— START Material to process —
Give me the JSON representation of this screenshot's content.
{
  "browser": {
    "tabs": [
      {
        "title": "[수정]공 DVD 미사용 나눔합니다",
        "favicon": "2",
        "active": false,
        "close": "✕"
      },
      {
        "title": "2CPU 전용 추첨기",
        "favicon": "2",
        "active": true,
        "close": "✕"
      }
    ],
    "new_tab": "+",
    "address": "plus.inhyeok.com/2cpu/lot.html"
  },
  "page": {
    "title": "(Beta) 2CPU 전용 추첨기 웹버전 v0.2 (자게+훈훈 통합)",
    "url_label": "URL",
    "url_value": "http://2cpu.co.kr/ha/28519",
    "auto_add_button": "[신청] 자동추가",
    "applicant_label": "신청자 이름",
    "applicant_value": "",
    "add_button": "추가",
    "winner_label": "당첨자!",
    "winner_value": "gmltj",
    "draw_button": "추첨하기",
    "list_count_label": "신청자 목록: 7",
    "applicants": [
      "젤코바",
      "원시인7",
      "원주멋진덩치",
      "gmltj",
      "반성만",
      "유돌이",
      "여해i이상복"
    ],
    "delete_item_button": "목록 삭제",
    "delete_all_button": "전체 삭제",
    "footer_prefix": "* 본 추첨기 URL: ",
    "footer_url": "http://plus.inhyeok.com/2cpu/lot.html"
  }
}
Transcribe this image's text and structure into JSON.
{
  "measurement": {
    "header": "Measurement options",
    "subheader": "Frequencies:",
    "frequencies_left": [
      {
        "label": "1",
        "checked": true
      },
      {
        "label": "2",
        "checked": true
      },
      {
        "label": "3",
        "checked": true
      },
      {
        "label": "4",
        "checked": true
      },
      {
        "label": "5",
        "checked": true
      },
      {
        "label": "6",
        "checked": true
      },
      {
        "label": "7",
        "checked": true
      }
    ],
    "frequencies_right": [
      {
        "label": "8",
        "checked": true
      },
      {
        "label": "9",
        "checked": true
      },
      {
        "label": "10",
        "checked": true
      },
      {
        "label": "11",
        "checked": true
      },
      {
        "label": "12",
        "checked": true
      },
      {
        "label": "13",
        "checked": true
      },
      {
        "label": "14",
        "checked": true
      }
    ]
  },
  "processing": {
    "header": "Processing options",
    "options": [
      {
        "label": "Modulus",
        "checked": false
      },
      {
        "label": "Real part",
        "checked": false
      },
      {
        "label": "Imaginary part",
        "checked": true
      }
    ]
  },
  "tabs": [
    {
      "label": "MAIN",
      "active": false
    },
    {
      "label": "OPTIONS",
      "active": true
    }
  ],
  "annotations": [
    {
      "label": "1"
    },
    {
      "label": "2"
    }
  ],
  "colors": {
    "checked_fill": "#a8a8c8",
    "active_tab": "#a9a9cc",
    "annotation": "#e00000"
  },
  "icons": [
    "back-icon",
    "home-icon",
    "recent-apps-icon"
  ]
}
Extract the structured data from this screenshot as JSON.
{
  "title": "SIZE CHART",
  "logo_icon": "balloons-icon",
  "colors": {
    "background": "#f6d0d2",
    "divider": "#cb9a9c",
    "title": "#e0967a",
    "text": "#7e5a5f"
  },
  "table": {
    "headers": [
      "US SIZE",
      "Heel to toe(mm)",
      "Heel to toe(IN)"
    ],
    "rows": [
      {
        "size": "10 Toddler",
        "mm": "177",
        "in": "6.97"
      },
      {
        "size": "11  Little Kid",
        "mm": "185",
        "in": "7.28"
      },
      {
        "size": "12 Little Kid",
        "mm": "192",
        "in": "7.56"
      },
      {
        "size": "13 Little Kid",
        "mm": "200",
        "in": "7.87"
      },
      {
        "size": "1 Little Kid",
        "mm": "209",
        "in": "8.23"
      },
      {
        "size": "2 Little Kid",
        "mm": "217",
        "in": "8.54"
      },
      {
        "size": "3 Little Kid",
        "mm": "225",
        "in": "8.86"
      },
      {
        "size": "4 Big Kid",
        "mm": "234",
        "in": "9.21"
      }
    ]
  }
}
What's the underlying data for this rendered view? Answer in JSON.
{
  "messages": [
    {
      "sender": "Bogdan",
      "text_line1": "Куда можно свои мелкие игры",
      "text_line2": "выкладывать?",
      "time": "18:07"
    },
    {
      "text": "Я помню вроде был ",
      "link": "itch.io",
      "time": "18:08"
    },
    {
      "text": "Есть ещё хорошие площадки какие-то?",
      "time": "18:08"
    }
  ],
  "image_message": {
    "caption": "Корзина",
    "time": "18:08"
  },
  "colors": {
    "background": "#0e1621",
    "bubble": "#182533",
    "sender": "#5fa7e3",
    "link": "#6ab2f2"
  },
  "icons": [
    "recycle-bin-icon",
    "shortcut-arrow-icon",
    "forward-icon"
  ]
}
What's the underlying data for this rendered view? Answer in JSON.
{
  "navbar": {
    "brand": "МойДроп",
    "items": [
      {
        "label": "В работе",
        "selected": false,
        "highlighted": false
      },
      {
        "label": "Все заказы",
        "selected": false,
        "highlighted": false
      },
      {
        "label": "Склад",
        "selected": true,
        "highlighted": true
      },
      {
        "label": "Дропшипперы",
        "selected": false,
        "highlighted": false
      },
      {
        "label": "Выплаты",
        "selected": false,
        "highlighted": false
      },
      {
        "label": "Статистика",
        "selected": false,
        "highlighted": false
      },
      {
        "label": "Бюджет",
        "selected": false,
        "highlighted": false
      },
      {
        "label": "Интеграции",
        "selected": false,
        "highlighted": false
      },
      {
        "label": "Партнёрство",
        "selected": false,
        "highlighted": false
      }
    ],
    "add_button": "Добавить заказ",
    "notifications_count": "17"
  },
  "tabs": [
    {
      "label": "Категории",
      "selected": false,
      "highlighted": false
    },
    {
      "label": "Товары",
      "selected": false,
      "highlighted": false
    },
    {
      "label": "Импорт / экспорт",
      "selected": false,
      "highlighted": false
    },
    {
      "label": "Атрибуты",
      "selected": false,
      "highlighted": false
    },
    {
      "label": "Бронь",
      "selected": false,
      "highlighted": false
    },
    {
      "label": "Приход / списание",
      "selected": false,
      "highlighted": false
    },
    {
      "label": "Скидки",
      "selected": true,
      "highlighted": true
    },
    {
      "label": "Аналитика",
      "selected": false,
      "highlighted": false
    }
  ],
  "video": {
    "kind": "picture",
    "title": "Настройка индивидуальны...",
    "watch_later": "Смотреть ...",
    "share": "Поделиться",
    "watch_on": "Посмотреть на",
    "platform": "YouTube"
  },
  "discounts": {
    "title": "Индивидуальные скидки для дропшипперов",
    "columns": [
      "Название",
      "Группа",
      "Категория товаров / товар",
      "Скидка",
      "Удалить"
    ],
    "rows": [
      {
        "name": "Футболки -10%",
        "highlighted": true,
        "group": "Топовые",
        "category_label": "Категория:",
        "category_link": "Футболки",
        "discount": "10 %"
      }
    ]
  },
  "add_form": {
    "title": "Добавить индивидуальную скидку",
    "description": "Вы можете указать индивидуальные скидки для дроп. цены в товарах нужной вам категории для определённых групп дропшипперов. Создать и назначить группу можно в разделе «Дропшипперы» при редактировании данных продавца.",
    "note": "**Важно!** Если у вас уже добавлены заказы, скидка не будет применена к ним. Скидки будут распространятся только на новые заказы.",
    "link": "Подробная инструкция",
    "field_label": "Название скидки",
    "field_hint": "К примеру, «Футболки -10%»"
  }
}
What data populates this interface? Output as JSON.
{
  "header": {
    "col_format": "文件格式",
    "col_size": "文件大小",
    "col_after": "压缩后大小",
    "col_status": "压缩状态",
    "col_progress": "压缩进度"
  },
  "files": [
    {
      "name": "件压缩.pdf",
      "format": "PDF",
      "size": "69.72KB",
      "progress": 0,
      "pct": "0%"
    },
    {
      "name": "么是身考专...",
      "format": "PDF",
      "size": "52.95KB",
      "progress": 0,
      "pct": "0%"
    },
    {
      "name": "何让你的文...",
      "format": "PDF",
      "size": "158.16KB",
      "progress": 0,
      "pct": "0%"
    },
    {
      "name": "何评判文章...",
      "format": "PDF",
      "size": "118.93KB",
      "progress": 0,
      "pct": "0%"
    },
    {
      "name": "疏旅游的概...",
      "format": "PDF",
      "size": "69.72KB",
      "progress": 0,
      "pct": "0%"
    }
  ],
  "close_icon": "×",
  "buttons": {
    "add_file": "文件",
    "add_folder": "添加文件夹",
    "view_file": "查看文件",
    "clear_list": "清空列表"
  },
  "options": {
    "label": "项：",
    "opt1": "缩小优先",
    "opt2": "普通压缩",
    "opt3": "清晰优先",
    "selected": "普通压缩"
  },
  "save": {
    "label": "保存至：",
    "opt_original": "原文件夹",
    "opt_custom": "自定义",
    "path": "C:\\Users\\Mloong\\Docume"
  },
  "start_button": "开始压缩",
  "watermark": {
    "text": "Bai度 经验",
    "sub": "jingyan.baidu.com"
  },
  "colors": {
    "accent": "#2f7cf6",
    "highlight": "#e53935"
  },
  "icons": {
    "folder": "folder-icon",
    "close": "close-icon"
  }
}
— END Material to process —
◆ Instruction: Count the lines in the records above that hold the word "Little", and give only that number.

◆ Answer for the task: 6